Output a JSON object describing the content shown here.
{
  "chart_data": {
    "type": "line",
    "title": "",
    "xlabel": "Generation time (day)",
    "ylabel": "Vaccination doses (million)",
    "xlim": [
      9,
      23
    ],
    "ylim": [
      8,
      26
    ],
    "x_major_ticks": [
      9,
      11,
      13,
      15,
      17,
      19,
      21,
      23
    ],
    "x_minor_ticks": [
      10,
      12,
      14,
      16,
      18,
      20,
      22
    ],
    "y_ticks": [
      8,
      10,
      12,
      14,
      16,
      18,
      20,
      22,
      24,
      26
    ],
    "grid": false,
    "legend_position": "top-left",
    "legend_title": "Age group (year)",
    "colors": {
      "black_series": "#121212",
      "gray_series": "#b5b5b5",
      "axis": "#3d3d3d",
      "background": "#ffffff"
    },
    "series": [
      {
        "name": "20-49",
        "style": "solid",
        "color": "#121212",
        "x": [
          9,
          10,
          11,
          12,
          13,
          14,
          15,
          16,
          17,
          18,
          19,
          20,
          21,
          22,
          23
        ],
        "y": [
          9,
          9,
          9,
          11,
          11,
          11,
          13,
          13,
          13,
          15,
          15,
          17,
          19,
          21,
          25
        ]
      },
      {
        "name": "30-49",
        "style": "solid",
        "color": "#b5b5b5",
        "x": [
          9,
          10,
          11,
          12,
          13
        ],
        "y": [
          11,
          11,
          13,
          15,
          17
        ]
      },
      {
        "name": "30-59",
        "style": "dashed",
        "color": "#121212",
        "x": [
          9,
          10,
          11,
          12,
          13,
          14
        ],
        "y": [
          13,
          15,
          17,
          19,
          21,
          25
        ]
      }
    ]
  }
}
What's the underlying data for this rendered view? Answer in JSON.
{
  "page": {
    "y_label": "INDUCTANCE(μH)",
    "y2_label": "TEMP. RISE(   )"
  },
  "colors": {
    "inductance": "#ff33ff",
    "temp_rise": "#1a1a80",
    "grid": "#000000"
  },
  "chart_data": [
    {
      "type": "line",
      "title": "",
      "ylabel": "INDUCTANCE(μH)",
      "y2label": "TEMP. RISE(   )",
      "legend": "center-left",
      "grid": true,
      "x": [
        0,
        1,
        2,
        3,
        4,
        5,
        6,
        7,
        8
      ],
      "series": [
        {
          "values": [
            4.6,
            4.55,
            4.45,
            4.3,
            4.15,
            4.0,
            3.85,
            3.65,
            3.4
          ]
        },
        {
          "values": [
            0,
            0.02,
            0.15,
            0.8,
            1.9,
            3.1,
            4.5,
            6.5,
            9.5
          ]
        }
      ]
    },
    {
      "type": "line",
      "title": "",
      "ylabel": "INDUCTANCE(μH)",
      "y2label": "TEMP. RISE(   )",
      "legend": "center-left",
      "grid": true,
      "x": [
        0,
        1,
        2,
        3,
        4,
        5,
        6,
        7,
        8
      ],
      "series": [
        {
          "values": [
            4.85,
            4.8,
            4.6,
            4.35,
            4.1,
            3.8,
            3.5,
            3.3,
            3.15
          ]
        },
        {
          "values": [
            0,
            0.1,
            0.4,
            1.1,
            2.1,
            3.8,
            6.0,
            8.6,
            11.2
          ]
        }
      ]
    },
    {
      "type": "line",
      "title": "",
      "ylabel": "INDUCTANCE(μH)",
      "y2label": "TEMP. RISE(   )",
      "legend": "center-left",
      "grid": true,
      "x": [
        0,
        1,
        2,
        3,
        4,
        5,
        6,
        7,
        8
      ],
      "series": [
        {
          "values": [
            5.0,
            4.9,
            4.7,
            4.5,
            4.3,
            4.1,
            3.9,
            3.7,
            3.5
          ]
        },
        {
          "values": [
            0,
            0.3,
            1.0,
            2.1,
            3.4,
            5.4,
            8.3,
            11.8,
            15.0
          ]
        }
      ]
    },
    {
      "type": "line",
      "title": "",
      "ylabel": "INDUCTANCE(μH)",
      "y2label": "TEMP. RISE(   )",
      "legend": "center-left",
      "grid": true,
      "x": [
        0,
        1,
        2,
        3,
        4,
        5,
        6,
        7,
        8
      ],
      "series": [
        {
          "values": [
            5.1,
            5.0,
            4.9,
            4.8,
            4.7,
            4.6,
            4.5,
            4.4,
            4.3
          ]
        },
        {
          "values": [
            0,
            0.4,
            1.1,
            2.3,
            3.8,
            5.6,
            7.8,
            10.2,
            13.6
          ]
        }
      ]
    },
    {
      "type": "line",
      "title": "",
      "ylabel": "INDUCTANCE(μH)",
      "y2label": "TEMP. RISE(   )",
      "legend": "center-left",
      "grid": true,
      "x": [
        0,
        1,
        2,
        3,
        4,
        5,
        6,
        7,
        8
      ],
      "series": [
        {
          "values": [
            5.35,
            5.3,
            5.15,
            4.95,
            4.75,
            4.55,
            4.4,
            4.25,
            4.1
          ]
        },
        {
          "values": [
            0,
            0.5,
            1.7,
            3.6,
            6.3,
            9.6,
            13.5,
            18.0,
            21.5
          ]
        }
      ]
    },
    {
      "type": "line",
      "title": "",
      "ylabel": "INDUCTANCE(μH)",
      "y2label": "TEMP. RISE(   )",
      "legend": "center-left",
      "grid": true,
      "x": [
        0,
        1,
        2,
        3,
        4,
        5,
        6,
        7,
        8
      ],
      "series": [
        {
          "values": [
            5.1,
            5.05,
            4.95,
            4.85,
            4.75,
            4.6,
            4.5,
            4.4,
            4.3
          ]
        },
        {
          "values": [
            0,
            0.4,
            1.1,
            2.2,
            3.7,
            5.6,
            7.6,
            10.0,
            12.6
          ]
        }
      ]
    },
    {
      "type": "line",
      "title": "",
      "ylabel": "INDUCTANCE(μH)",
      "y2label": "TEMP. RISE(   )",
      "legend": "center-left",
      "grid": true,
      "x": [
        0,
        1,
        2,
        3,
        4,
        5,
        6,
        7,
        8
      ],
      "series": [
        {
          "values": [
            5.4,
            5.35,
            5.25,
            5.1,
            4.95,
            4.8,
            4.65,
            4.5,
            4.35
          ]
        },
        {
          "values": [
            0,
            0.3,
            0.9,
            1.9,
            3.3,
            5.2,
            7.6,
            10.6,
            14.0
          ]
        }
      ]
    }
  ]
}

- [Task to carry out]: Go through the material above and copy each line that has the word "JSON".

- [Answer to the task]:
Output a JSON object describing the content shown here.
What's the underlying data for this rendered view? Answer in JSON.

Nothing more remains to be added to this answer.